• **Source material**:
__________
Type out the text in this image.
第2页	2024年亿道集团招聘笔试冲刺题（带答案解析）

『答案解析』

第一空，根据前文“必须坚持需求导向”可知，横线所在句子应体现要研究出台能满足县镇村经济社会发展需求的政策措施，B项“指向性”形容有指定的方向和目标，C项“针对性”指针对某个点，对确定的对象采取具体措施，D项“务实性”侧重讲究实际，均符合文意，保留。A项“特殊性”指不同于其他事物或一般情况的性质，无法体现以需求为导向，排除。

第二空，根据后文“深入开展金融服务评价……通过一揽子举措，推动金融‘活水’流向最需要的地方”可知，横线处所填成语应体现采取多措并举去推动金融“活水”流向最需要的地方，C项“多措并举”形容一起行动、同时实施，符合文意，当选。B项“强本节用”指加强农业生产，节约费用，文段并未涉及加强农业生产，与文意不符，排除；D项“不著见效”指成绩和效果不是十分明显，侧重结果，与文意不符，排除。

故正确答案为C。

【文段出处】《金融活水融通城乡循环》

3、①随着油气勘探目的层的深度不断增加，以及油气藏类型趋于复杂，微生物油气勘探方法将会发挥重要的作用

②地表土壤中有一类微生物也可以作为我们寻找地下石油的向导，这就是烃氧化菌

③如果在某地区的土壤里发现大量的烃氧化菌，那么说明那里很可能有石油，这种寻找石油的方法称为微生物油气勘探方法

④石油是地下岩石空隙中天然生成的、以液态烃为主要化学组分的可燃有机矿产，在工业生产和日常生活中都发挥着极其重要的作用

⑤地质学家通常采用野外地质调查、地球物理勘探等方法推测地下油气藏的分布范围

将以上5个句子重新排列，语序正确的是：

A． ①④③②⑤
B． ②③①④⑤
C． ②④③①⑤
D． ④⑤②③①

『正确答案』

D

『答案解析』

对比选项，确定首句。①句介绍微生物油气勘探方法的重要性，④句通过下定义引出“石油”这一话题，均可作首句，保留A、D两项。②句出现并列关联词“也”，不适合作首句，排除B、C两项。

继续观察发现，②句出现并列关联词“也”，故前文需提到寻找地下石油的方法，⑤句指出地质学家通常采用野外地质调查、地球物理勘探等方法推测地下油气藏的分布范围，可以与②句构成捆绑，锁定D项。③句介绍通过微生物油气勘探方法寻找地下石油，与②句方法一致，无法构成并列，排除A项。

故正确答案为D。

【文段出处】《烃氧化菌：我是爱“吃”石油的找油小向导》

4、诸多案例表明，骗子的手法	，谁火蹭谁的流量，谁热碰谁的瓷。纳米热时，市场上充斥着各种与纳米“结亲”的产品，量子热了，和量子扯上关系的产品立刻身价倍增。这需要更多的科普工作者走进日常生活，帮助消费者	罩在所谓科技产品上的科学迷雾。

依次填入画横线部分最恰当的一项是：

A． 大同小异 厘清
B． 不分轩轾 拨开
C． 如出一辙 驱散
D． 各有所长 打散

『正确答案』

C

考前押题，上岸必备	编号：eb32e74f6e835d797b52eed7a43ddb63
__________
Take every line from the data that contains the word "文段出处".

• **Expected answer**:
【文段出处】《金融活水融通城乡循环》
【文段出处】《烃氧化菌：我是爱“吃”石油的找油小向导》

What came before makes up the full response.